Work instructions: Restate the whole listing exactly.

* Begin *

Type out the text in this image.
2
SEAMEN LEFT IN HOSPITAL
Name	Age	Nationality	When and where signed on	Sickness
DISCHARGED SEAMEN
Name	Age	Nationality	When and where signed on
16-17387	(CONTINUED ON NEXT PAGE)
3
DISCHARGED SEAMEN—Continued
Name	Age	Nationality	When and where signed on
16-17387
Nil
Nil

* End *

Full output:
Type out the text in this image.
2
SEAMEN LEFT IN HOSPITAL
Name	Age	Nationality	When and where signed on	Sickness
DISCHARGED SEAMEN
Name	Age	Nationality	When and where signed on
16-17387	(CONTINUED ON NEXT PAGE)
3
DISCHARGED SEAMEN—Continued
Name	Age	Nationality	When and where signed on
16-17387
Nil
Nil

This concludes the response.